===== EXERCISE INPUTS

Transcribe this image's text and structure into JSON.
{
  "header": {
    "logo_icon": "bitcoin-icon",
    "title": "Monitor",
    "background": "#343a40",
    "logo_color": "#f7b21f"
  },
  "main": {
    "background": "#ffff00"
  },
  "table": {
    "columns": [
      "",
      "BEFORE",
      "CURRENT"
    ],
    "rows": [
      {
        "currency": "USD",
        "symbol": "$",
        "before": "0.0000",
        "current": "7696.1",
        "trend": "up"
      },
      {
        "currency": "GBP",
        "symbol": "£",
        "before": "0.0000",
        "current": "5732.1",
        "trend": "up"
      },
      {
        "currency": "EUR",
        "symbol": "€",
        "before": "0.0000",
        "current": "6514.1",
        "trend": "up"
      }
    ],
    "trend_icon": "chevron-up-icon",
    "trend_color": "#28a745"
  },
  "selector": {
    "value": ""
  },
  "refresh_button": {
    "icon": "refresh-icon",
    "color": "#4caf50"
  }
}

==========

### STATED TASK
Transcribe every entry word for word.

### THE OUTPUT
Transcribe this image's text and structure into JSON.
{
  "header": {
    "logo_icon": "bitcoin-icon",
    "title": "Monitor",
    "background": "#343a40",
    "logo_color": "#f7b21f"
  },
  "main": {
    "background": "#ffff00"
  },
  "table": {
    "columns": [
      "",
      "BEFORE",
      "CURRENT"
    ],
    "rows": [
      {
        "currency": "USD",
        "symbol": "$",
        "before": "0.0000",
        "current": "7696.1",
        "trend": "up"
      },
      {
        "currency": "GBP",
        "symbol": "£",
        "before": "0.0000",
        "current": "5732.1",
        "trend": "up"
      },
      {
        "currency": "EUR",
        "symbol": "€",
        "before": "0.0000",
        "current": "6514.1",
        "trend": "up"
      }
    ],
    "trend_icon": "chevron-up-icon",
    "trend_color": "#28a745"
  },
  "selector": {
    "value": ""
  },
  "refresh_button": {
    "icon": "refresh-icon",
    "color": "#4caf50"
  }
}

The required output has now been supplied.